• [WHAT IS EXPECTED] What is the number of lines containing the word "thermoreceptors"? Give that number alone.

===== SOURCE MATERIAL

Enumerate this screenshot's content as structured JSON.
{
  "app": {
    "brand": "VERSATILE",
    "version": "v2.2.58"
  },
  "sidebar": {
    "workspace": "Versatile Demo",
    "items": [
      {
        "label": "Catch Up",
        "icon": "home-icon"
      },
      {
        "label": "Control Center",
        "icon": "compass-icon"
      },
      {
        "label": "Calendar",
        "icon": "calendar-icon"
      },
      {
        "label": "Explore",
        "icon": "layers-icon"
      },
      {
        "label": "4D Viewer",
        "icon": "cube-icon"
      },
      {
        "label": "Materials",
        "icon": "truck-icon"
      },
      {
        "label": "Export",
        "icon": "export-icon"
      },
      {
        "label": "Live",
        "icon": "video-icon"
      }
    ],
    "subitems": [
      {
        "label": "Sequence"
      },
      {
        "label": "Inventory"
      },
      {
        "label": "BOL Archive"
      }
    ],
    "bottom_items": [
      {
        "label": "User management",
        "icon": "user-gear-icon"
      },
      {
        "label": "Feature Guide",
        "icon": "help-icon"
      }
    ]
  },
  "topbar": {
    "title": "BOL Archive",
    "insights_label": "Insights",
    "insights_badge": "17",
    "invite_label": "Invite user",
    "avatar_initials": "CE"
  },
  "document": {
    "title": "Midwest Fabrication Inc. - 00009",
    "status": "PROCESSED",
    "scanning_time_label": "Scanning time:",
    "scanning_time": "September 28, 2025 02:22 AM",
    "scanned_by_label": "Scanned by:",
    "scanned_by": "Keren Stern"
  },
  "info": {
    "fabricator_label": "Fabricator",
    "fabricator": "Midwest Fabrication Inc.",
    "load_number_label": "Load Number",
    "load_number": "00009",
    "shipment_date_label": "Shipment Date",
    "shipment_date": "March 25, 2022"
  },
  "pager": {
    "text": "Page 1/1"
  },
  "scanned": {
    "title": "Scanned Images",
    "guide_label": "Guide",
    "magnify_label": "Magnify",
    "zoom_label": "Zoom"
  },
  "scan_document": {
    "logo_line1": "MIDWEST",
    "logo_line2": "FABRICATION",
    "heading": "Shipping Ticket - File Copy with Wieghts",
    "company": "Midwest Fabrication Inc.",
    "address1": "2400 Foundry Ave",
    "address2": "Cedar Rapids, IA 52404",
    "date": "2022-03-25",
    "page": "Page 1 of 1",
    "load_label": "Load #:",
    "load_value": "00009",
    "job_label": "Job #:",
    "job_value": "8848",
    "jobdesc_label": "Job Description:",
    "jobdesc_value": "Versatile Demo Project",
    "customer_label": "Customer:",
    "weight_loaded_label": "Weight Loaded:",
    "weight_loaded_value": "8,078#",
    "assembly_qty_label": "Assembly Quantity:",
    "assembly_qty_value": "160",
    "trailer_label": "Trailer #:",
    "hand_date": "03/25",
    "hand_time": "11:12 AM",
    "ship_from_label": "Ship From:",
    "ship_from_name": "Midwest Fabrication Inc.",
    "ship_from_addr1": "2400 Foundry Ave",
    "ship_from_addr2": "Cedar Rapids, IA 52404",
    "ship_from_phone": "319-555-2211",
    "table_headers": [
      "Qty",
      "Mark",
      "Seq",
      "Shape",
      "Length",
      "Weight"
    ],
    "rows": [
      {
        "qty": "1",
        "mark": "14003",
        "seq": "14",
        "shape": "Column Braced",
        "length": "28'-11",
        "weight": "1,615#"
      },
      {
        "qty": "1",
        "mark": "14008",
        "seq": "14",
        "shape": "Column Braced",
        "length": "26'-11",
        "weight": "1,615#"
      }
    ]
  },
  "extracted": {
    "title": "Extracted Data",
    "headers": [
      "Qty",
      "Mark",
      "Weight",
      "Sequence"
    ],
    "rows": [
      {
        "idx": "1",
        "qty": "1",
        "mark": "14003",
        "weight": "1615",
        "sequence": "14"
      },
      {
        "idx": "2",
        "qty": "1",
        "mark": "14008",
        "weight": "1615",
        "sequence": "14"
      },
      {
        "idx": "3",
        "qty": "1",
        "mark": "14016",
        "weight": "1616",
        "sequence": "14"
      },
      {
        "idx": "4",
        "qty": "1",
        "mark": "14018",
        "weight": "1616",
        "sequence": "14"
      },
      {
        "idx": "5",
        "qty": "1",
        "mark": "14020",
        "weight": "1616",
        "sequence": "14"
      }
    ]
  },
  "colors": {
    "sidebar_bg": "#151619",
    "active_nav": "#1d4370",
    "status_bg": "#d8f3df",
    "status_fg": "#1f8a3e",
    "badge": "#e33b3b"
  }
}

==========
===== SOURCE MATERIAL

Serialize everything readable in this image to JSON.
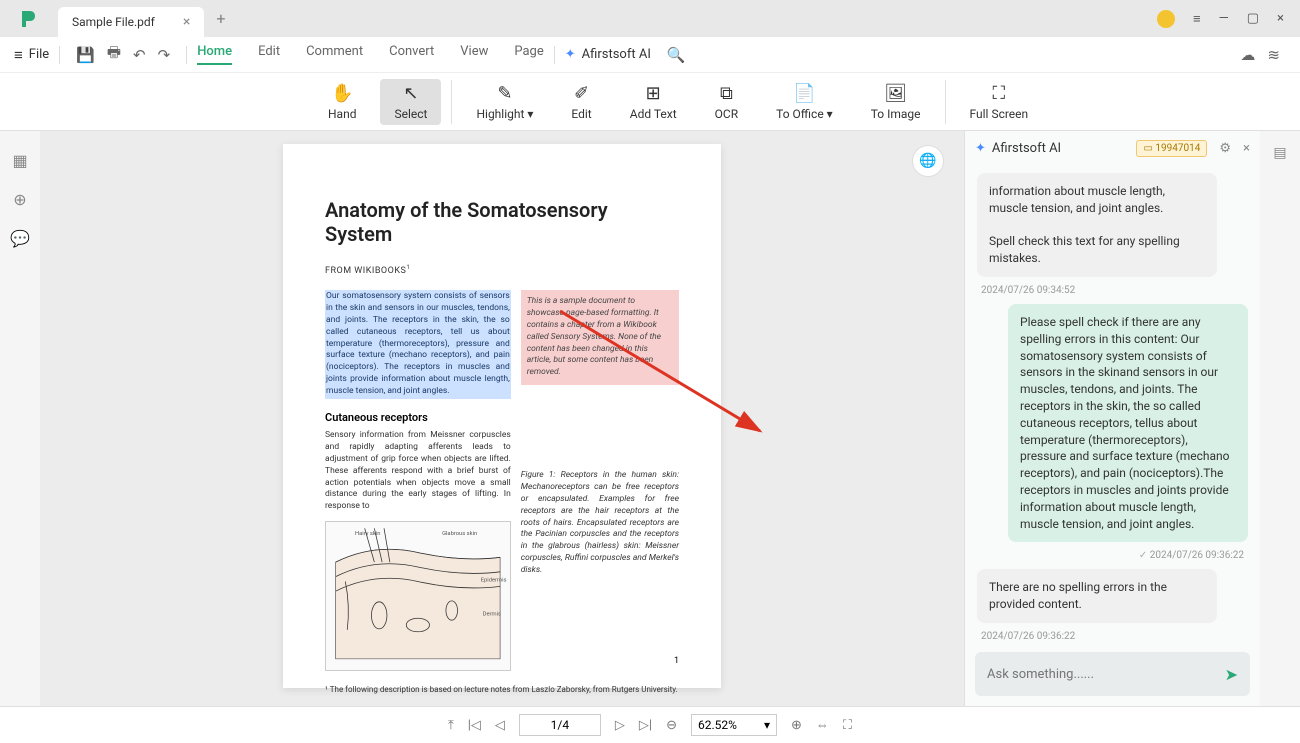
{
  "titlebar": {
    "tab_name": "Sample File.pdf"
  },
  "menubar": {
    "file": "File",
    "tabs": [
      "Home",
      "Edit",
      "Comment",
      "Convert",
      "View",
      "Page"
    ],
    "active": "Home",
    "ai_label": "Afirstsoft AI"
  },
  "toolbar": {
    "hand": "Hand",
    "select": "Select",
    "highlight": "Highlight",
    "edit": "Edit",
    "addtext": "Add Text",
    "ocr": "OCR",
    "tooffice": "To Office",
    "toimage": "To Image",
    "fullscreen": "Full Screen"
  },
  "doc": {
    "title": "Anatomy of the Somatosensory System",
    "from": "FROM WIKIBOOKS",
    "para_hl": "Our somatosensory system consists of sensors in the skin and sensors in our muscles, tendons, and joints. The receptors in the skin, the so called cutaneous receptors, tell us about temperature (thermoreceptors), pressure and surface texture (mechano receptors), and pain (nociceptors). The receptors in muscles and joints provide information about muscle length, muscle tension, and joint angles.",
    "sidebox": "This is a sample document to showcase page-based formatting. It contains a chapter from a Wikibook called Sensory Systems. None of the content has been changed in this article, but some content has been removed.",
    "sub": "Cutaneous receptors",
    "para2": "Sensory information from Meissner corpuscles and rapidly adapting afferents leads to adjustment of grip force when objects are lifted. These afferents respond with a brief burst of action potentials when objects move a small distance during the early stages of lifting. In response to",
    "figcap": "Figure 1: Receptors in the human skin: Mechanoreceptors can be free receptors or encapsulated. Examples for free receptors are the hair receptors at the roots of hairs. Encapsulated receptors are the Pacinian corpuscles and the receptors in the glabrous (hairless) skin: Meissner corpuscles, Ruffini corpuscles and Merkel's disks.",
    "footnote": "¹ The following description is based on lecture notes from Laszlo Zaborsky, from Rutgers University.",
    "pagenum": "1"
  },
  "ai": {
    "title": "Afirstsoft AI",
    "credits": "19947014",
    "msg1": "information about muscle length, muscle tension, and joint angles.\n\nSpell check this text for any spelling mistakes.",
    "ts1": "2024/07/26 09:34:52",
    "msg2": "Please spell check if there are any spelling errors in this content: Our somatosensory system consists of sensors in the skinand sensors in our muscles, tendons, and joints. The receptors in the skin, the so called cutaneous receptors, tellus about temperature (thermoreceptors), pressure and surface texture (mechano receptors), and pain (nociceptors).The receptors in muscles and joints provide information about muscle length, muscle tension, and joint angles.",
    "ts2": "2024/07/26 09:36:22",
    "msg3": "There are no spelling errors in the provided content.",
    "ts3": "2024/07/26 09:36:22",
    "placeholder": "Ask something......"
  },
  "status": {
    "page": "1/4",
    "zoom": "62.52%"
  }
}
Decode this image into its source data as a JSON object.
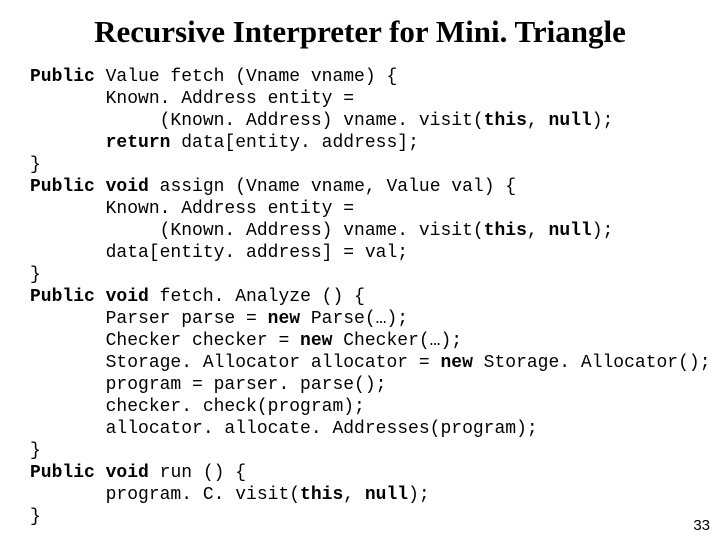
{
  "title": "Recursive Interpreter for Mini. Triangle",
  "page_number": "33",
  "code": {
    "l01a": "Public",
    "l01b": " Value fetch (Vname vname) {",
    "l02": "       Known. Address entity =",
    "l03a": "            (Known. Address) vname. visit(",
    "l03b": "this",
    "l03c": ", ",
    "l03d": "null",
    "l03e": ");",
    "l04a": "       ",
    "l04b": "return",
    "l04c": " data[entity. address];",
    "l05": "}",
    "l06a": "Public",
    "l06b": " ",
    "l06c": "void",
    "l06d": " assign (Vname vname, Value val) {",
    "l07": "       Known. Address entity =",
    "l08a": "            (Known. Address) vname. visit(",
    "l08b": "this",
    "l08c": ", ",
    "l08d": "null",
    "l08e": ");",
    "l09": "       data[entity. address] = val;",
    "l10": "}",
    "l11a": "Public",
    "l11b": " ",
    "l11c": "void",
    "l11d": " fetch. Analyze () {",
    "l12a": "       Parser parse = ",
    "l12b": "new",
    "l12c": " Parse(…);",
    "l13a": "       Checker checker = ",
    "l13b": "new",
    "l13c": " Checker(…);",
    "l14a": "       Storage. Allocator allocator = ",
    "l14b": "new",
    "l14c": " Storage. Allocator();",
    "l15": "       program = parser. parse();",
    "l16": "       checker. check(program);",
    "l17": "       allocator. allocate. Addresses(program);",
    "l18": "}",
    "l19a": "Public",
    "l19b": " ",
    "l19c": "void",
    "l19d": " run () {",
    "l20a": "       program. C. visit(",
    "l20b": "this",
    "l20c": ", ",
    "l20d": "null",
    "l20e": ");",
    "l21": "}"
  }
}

==========
===== SOURCE MATERIAL

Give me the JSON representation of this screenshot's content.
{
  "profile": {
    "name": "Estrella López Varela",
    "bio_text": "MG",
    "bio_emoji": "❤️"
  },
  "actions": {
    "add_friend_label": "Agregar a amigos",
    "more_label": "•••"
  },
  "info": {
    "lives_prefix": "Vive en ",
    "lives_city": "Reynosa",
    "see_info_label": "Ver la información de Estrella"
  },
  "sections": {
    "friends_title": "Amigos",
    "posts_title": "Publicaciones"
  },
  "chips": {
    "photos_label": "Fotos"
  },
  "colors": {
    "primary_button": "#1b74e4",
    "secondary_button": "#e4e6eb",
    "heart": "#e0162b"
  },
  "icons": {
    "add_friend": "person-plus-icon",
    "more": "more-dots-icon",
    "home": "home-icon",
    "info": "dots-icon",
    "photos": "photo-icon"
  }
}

==========

• [TASK ANSWER] 2